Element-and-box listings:
-- START --

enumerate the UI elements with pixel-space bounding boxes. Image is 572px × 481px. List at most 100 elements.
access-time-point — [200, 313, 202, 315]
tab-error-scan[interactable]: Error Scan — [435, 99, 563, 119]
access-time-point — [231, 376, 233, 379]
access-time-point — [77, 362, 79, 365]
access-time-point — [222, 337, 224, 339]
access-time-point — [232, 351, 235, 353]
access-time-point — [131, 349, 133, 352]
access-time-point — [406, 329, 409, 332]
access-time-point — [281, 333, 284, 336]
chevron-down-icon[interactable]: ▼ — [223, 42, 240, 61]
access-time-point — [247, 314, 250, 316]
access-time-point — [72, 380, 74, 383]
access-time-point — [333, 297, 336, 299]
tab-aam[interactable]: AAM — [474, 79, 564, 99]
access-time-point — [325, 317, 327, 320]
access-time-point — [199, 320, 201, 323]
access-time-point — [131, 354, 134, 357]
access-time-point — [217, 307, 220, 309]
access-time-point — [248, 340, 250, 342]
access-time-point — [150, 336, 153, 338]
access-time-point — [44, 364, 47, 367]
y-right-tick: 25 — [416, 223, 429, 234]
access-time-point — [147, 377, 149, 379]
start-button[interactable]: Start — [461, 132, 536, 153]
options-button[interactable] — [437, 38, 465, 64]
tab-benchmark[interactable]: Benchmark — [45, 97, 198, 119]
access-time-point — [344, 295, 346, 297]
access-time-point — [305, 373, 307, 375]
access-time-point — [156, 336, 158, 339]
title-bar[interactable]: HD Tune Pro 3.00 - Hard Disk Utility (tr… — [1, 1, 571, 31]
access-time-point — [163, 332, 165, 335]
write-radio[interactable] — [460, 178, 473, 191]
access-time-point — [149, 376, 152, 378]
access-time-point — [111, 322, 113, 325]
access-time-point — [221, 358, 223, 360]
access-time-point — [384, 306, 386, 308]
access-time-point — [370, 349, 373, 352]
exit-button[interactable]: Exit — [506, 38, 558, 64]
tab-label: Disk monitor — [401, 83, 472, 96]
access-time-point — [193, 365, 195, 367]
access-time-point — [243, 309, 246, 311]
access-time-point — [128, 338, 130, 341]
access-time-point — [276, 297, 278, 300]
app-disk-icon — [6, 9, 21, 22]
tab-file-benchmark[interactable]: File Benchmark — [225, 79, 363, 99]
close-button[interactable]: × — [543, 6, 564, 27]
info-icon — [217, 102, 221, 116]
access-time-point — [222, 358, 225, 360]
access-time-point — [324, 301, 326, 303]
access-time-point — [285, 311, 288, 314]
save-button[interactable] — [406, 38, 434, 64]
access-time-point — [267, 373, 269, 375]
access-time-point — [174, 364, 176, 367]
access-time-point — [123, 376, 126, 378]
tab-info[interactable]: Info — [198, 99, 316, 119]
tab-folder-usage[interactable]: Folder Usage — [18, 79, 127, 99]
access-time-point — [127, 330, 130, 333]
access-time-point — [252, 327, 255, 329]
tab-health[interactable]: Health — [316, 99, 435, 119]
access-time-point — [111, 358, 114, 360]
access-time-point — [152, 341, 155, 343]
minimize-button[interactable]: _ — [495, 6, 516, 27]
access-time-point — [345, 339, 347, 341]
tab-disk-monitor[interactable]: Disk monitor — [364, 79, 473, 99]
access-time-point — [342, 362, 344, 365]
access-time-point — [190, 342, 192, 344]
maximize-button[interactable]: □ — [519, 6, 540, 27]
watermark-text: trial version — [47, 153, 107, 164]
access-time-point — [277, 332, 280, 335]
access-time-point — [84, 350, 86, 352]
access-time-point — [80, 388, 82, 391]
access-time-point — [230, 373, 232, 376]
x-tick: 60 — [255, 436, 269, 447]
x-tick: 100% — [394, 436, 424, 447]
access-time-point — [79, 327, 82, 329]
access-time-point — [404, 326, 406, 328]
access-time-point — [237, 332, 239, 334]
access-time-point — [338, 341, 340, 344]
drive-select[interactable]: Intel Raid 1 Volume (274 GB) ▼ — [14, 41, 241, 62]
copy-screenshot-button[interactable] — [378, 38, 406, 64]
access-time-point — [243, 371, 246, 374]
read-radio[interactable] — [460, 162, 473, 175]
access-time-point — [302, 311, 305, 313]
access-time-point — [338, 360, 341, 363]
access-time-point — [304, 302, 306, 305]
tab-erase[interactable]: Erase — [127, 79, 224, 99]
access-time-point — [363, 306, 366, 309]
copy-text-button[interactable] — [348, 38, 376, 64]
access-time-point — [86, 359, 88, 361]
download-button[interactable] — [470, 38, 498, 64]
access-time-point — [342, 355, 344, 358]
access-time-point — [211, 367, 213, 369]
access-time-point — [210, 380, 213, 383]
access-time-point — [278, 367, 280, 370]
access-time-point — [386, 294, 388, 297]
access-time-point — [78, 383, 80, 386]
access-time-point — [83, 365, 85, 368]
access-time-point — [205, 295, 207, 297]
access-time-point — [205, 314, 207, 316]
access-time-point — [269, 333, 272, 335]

-- END --

DIRECTIVE: Please count how many lines in the material above contain the string "text", and reply with only that number.

TASK RESPONSE: 2